## Task statement:
Pick up the article on Chrystia Freeland and Bill C-208 after its last sentence and continue it.

Canada’s Finance Minister did not attend a committee meeting to address why the government tried to delay new tax legislation even after she was asked to do so by members.

Chrystia Freeland was invited to answer questions about Bill C-208 within two weeks from the finance committee’s last meeting on July 20. But on Wednesday afternoon, members received an e-mail from the committee clerk: “I have been informed this morning that the minister is unable to accept the committee’s invitation.”

This comes after weeks of confusion surrounding the bill, which gives more generous tax treatment to small businesses.

Ottawa scraps delay on law giving small businesses tax breaks after storm of criticism

On June 29, Bill C-208 received royal assent, which is when legislation usually comes into effect. The next day, however, the Finance Department issued a news release saying that the changes wouldn’t take effect until Jan. 1.

On July 19, the Finance Department issued another news release that confirmed the legislation had in fact gone into effect in June, saying the statement “replaces” the earlier news release on the issue.

At the July 20 committee meeting, members heard from Finance Department officials that the Liberal cabinet decided the bill wouldn’t be implemented until January, not the Finance Department. Conservative MP Pat Kelly, who is a vice-chair of the committee, then introduced the motion asking Ms. Freeland to attend to take questions on the situation, and the motion passed.

Mr. Kelly said in an interview that committee members have not had an adequate explanation for the changes and confusion, nor an explanation for why “this government would think that it could just pick and choose not to implement a law passed by Parliament.”

## Provided material:
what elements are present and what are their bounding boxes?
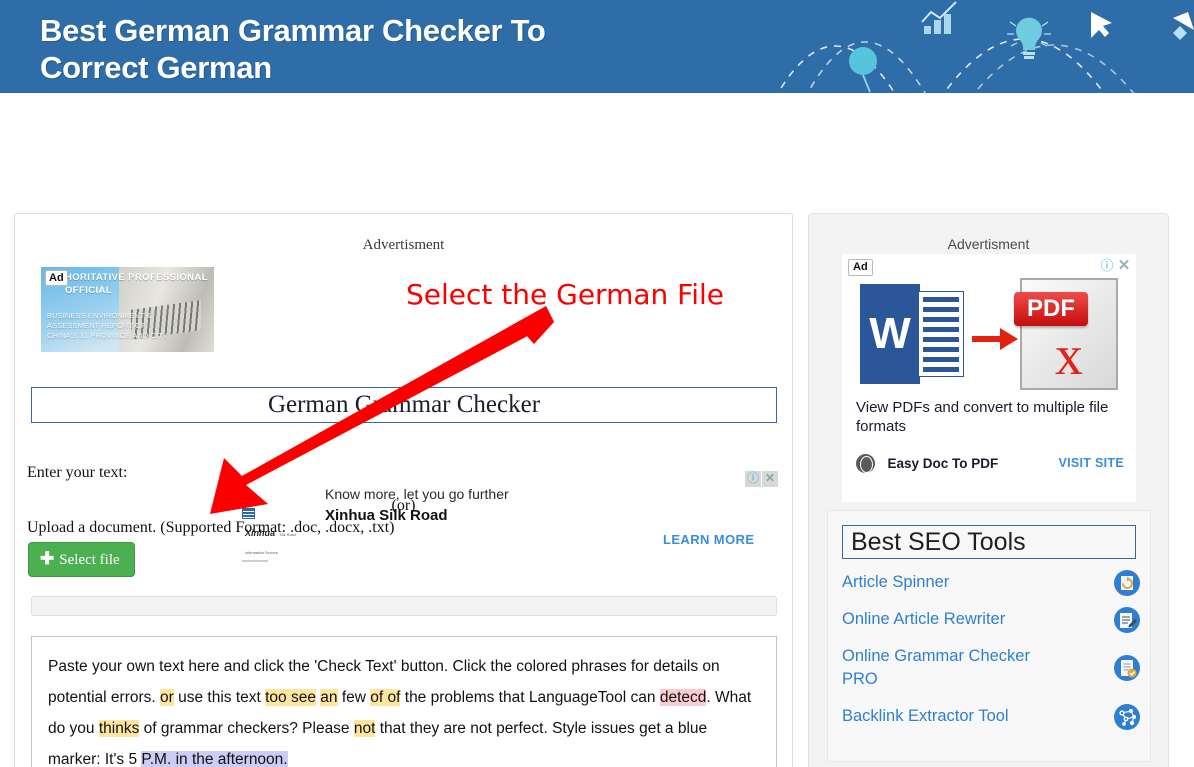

## Exercise answer:
“It’s not a small matter in a democratic society,” he added.

Bill C-208 allows owners of small and medium-sized businesses to sell shares to adult children or grandchildren and claim the proceeds as capital gains instead of dividend payments. This benefits business owners because capital gains are taxed at a lower rate.

There were 19 Liberal MPs who voted for the bill, including the chair of the finance committee, but most voted against it.

Katherine Cuplinskas, a spokesperson for Ms. Freeland, said in an e-mail statement that the law stands. “Our government fully supports a level playing field for intergenerational transfers,” the statement read.

Ms. Freeland took questions about the bill from reporters at an event on July 20 where she confirmed that the bill is law. She also said the department plans to introduce amendments to the legislation that are aimed at closing loopholes that could allow for tax avoidance.

“Our government absolutely supports the core objective of C-208, which is to create fairness when it comes to intergenerational transfers of businesses,” she said at the event.